◆ EXERCISE INPUTS ◆
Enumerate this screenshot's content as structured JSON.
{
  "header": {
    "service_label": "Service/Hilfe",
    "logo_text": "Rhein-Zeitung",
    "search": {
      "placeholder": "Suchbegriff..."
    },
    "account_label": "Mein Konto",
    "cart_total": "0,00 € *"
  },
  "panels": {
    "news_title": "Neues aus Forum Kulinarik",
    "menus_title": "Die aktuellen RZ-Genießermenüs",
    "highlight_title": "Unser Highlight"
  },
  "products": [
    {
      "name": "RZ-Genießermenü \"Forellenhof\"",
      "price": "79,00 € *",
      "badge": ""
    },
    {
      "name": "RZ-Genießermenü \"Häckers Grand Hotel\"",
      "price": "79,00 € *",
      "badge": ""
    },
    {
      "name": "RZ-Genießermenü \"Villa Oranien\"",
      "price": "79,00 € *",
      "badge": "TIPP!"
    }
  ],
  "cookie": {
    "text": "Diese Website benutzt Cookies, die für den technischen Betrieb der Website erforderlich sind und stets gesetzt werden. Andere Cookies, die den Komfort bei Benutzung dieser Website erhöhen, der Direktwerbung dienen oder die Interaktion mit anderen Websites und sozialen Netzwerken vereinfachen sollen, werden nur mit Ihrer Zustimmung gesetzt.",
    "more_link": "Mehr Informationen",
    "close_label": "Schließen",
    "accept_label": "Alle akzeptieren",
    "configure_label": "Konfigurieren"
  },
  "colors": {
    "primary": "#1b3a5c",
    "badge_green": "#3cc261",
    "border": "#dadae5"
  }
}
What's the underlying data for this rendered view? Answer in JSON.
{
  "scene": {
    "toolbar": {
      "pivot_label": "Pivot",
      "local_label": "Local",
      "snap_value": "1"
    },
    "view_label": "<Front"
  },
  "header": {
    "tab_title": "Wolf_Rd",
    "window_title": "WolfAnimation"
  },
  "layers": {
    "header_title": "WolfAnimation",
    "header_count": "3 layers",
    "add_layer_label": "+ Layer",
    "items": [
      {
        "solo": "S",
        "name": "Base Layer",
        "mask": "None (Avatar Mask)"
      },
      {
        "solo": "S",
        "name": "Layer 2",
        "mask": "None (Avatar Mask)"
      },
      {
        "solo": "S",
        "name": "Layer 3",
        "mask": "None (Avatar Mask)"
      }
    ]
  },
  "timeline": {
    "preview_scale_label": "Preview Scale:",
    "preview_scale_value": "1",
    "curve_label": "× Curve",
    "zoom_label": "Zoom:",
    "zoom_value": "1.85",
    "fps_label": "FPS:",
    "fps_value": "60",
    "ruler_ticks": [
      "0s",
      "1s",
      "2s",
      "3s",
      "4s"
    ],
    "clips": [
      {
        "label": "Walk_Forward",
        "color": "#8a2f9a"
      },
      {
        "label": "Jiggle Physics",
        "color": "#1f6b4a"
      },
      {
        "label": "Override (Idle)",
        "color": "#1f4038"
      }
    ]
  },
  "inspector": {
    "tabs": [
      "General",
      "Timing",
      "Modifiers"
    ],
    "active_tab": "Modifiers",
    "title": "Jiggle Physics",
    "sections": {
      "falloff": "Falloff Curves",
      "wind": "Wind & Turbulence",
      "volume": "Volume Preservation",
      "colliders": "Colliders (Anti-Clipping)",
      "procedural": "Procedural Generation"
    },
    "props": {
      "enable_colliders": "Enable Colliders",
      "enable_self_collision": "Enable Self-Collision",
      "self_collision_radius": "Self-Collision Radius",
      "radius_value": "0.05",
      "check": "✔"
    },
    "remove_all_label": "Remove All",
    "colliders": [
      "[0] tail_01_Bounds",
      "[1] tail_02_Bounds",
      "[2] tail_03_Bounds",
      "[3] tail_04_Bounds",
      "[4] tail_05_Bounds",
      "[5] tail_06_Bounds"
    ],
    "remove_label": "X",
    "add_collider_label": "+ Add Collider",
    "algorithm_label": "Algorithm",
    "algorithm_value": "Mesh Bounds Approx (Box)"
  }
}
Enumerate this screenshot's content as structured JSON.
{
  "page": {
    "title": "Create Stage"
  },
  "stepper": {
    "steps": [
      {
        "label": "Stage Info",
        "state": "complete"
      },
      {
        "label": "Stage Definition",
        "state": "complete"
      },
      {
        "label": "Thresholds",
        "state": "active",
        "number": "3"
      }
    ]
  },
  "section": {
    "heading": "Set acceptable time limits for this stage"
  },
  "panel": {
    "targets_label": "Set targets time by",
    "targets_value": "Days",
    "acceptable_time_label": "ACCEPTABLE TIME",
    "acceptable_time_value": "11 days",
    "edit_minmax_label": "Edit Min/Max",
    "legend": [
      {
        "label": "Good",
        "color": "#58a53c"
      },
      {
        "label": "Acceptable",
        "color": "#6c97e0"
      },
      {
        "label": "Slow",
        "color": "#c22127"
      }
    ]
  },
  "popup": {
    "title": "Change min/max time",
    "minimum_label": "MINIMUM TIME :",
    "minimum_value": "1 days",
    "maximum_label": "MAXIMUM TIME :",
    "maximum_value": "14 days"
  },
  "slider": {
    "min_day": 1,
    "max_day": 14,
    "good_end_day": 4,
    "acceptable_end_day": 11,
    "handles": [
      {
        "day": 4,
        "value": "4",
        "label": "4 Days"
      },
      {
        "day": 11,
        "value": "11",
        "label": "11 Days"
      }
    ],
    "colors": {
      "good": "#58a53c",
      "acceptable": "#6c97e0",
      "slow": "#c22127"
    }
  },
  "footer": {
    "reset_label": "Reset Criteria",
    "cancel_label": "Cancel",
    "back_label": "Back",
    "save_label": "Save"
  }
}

◆ TASK REQUIREMENTS ◆
Reproduce the material above, every line of it, exactly.

◆ ANSWER ◆
Enumerate this screenshot's content as structured JSON.
{
  "header": {
    "service_label": "Service/Hilfe",
    "logo_text": "Rhein-Zeitung",
    "search": {
      "placeholder": "Suchbegriff..."
    },
    "account_label": "Mein Konto",
    "cart_total": "0,00 € *"
  },
  "panels": {
    "news_title": "Neues aus Forum Kulinarik",
    "menus_title": "Die aktuellen RZ-Genießermenüs",
    "highlight_title": "Unser Highlight"
  },
  "products": [
    {
      "name": "RZ-Genießermenü \"Forellenhof\"",
      "price": "79,00 € *",
      "badge": ""
    },
    {
      "name": "RZ-Genießermenü \"Häckers Grand Hotel\"",
      "price": "79,00 € *",
      "badge": ""
    },
    {
      "name": "RZ-Genießermenü \"Villa Oranien\"",
      "price": "79,00 € *",
      "badge": "TIPP!"
    }
  ],
  "cookie": {
    "text": "Diese Website benutzt Cookies, die für den technischen Betrieb der Website erforderlich sind und stets gesetzt werden. Andere Cookies, die den Komfort bei Benutzung dieser Website erhöhen, der Direktwerbung dienen oder die Interaktion mit anderen Websites und sozialen Netzwerken vereinfachen sollen, werden nur mit Ihrer Zustimmung gesetzt.",
    "more_link": "Mehr Informationen",
    "close_label": "Schließen",
    "accept_label": "Alle akzeptieren",
    "configure_label": "Konfigurieren"
  },
  "colors": {
    "primary": "#1b3a5c",
    "badge_green": "#3cc261",
    "border": "#dadae5"
  }
}
What's the underlying data for this rendered view? Answer in JSON.
{
  "scene": {
    "toolbar": {
      "pivot_label": "Pivot",
      "local_label": "Local",
      "snap_value": "1"
    },
    "view_label": "<Front"
  },
  "header": {
    "tab_title": "Wolf_Rd",
    "window_title": "WolfAnimation"
  },
  "layers": {
    "header_title": "WolfAnimation",
    "header_count": "3 layers",
    "add_layer_label": "+ Layer",
    "items": [
      {
        "solo": "S",
        "name": "Base Layer",
        "mask": "None (Avatar Mask)"
      },
      {
        "solo": "S",
        "name": "Layer 2",
        "mask": "None (Avatar Mask)"
      },
      {
        "solo": "S",
        "name": "Layer 3",
        "mask": "None (Avatar Mask)"
      }
    ]
  },
  "timeline": {
    "preview_scale_label": "Preview Scale:",
    "preview_scale_value": "1",
    "curve_label": "× Curve",
    "zoom_label": "Zoom:",
    "zoom_value": "1.85",
    "fps_label": "FPS:",
    "fps_value": "60",
    "ruler_ticks": [
      "0s",
      "1s",
      "2s",
      "3s",
      "4s"
    ],
    "clips": [
      {
        "label": "Walk_Forward",
        "color": "#8a2f9a"
      },
      {
        "label": "Jiggle Physics",
        "color": "#1f6b4a"
      },
      {
        "label": "Override (Idle)",
        "color": "#1f4038"
      }
    ]
  },
  "inspector": {
    "tabs": [
      "General",
      "Timing",
      "Modifiers"
    ],
    "active_tab": "Modifiers",
    "title": "Jiggle Physics",
    "sections": {
      "falloff": "Falloff Curves",
      "wind": "Wind & Turbulence",
      "volume": "Volume Preservation",
      "colliders": "Colliders (Anti-Clipping)",
      "procedural": "Procedural Generation"
    },
    "props": {
      "enable_colliders": "Enable Colliders",
      "enable_self_collision": "Enable Self-Collision",
      "self_collision_radius": "Self-Collision Radius",
      "radius_value": "0.05",
      "check": "✔"
    },
    "remove_all_label": "Remove All",
    "colliders": [
      "[0] tail_01_Bounds",
      "[1] tail_02_Bounds",
      "[2] tail_03_Bounds",
      "[3] tail_04_Bounds",
      "[4] tail_05_Bounds",
      "[5] tail_06_Bounds"
    ],
    "remove_label": "X",
    "add_collider_label": "+ Add Collider",
    "algorithm_label": "Algorithm",
    "algorithm_value": "Mesh Bounds Approx (Box)"
  }
}
Enumerate this screenshot's content as structured JSON.
{
  "page": {
    "title": "Create Stage"
  },
  "stepper": {
    "steps": [
      {
        "label": "Stage Info",
        "state": "complete"
      },
      {
        "label": "Stage Definition",
        "state": "complete"
      },
      {
        "label": "Thresholds",
        "state": "active",
        "number": "3"
      }
    ]
  },
  "section": {
    "heading": "Set acceptable time limits for this stage"
  },
  "panel": {
    "targets_label": "Set targets time by",
    "targets_value": "Days",
    "acceptable_time_label": "ACCEPTABLE TIME",
    "acceptable_time_value": "11 days",
    "edit_minmax_label": "Edit Min/Max",
    "legend": [
      {
        "label": "Good",
        "color": "#58a53c"
      },
      {
        "label": "Acceptable",
        "color": "#6c97e0"
      },
      {
        "label": "Slow",
        "color": "#c22127"
      }
    ]
  },
  "popup": {
    "title": "Change min/max time",
    "minimum_label": "MINIMUM TIME :",
    "minimum_value": "1 days",
    "maximum_label": "MAXIMUM TIME :",
    "maximum_value": "14 days"
  },
  "slider": {
    "min_day": 1,
    "max_day": 14,
    "good_end_day": 4,
    "acceptable_end_day": 11,
    "handles": [
      {
        "day": 4,
        "value": "4",
        "label": "4 Days"
      },
      {
        "day": 11,
        "value": "11",
        "label": "11 Days"
      }
    ],
    "colors": {
      "good": "#58a53c",
      "acceptable": "#6c97e0",
      "slow": "#c22127"
    }
  },
  "footer": {
    "reset_label": "Reset Criteria",
    "cancel_label": "Cancel",
    "back_label": "Back",
    "save_label": "Save"
  }
}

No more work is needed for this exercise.